» TASK TO COMPLETE
Give the material again in full, matching it exactly.

[Records from a collection of figures]
** BEGIN **

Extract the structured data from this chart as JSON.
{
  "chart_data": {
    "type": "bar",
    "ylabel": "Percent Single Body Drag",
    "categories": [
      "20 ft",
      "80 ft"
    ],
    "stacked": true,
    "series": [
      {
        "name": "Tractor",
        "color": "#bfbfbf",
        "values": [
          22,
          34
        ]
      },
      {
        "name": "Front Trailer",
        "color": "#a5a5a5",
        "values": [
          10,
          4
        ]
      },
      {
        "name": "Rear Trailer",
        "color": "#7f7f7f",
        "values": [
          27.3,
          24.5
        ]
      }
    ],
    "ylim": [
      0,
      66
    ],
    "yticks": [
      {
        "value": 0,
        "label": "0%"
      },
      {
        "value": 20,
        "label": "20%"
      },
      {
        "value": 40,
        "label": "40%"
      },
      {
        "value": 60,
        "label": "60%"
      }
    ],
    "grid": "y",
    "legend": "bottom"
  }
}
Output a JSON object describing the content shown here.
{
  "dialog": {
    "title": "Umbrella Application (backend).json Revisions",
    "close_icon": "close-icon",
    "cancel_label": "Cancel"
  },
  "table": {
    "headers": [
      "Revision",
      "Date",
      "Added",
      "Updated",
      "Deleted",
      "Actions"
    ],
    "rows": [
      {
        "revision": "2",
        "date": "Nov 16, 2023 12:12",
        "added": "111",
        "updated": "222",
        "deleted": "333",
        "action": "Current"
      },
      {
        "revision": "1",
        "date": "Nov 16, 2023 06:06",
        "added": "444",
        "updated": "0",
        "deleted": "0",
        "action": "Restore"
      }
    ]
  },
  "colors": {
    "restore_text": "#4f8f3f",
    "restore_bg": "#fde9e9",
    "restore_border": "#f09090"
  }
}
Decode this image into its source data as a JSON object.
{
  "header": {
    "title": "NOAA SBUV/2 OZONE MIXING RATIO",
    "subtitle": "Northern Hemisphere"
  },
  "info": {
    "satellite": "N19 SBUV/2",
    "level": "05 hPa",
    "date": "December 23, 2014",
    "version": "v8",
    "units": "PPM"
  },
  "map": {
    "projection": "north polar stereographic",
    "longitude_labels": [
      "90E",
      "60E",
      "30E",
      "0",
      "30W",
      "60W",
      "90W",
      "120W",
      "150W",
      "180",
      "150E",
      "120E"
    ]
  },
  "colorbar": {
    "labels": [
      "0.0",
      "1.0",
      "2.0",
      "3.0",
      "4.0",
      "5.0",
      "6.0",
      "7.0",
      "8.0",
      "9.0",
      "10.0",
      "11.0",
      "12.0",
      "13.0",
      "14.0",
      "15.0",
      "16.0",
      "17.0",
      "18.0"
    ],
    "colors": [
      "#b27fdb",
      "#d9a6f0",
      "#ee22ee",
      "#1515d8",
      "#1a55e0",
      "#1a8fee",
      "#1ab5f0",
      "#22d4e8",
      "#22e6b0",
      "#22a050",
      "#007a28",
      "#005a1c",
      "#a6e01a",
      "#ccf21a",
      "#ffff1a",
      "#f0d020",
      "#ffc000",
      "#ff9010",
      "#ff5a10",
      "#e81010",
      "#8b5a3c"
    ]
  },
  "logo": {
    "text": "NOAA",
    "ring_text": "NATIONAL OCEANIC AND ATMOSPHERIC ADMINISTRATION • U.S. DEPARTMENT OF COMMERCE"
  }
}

** END **

» CORRECT RESULT
Extract the structured data from this chart as JSON.
{
  "chart_data": {
    "type": "bar",
    "ylabel": "Percent Single Body Drag",
    "categories": [
      "20 ft",
      "80 ft"
    ],
    "stacked": true,
    "series": [
      {
        "name": "Tractor",
        "color": "#bfbfbf",
        "values": [
          22,
          34
        ]
      },
      {
        "name": "Front Trailer",
        "color": "#a5a5a5",
        "values": [
          10,
          4
        ]
      },
      {
        "name": "Rear Trailer",
        "color": "#7f7f7f",
        "values": [
          27.3,
          24.5
        ]
      }
    ],
    "ylim": [
      0,
      66
    ],
    "yticks": [
      {
        "value": 0,
        "label": "0%"
      },
      {
        "value": 20,
        "label": "20%"
      },
      {
        "value": 40,
        "label": "40%"
      },
      {
        "value": 60,
        "label": "60%"
      }
    ],
    "grid": "y",
    "legend": "bottom"
  }
}
Output a JSON object describing the content shown here.
{
  "dialog": {
    "title": "Umbrella Application (backend).json Revisions",
    "close_icon": "close-icon",
    "cancel_label": "Cancel"
  },
  "table": {
    "headers": [
      "Revision",
      "Date",
      "Added",
      "Updated",
      "Deleted",
      "Actions"
    ],
    "rows": [
      {
        "revision": "2",
        "date": "Nov 16, 2023 12:12",
        "added": "111",
        "updated": "222",
        "deleted": "333",
        "action": "Current"
      },
      {
        "revision": "1",
        "date": "Nov 16, 2023 06:06",
        "added": "444",
        "updated": "0",
        "deleted": "0",
        "action": "Restore"
      }
    ]
  },
  "colors": {
    "restore_text": "#4f8f3f",
    "restore_bg": "#fde9e9",
    "restore_border": "#f09090"
  }
}
Decode this image into its source data as a JSON object.
{
  "header": {
    "title": "NOAA SBUV/2 OZONE MIXING RATIO",
    "subtitle": "Northern Hemisphere"
  },
  "info": {
    "satellite": "N19 SBUV/2",
    "level": "05 hPa",
    "date": "December 23, 2014",
    "version": "v8",
    "units": "PPM"
  },
  "map": {
    "projection": "north polar stereographic",
    "longitude_labels": [
      "90E",
      "60E",
      "30E",
      "0",
      "30W",
      "60W",
      "90W",
      "120W",
      "150W",
      "180",
      "150E",
      "120E"
    ]
  },
  "colorbar": {
    "labels": [
      "0.0",
      "1.0",
      "2.0",
      "3.0",
      "4.0",
      "5.0",
      "6.0",
      "7.0",
      "8.0",
      "9.0",
      "10.0",
      "11.0",
      "12.0",
      "13.0",
      "14.0",
      "15.0",
      "16.0",
      "17.0",
      "18.0"
    ],
    "colors": [
      "#b27fdb",
      "#d9a6f0",
      "#ee22ee",
      "#1515d8",
      "#1a55e0",
      "#1a8fee",
      "#1ab5f0",
      "#22d4e8",
      "#22e6b0",
      "#22a050",
      "#007a28",
      "#005a1c",
      "#a6e01a",
      "#ccf21a",
      "#ffff1a",
      "#f0d020",
      "#ffc000",
      "#ff9010",
      "#ff5a10",
      "#e81010",
      "#8b5a3c"
    ]
  },
  "logo": {
    "text": "NOAA",
    "ring_text": "NATIONAL OCEANIC AND ATMOSPHERIC ADMINISTRATION • U.S. DEPARTMENT OF COMMERCE"
  }
}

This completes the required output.